>>>>

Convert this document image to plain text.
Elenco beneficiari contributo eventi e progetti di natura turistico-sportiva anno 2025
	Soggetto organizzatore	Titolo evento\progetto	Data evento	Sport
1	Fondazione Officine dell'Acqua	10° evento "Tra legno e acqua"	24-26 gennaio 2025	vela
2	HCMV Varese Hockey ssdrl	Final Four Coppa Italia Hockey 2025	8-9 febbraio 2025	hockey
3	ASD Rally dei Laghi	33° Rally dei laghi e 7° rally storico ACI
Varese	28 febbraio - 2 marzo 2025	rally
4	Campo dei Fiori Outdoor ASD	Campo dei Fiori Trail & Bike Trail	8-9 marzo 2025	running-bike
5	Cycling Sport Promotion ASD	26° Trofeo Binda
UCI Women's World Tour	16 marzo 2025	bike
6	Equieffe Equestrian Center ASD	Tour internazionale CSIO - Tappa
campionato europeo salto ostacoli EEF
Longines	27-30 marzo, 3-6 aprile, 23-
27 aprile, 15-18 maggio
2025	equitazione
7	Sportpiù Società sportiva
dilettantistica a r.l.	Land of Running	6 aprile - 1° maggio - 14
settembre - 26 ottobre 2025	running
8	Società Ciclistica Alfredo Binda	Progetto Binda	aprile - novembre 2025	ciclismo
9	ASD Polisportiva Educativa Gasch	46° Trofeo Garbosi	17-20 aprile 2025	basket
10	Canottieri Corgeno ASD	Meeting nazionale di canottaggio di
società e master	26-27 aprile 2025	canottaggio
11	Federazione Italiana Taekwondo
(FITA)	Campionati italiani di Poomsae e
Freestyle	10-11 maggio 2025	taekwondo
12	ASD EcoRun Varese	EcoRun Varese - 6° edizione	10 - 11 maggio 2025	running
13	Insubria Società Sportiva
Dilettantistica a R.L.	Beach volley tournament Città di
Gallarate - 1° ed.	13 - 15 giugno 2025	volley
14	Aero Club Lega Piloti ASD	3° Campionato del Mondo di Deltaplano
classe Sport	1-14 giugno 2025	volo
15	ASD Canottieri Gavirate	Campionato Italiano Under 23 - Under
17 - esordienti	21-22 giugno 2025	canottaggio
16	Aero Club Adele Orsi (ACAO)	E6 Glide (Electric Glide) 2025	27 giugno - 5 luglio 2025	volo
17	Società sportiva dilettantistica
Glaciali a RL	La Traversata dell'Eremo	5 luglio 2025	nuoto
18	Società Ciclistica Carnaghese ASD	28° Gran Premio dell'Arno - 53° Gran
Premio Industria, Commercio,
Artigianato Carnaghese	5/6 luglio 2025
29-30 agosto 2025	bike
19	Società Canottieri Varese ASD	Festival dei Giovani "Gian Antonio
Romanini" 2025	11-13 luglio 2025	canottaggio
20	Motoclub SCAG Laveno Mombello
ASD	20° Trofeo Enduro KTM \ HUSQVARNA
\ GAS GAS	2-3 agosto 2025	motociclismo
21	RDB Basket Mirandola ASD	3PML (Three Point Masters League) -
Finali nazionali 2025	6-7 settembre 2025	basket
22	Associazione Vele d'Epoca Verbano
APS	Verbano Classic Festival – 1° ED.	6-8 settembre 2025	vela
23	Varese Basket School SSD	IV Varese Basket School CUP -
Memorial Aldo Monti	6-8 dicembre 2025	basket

<<<<

> **INSTRUCTION**
Check the records above line by line and tally those holding the string "bike". Answer with the number only.

> **WRITTEN REPLY**
3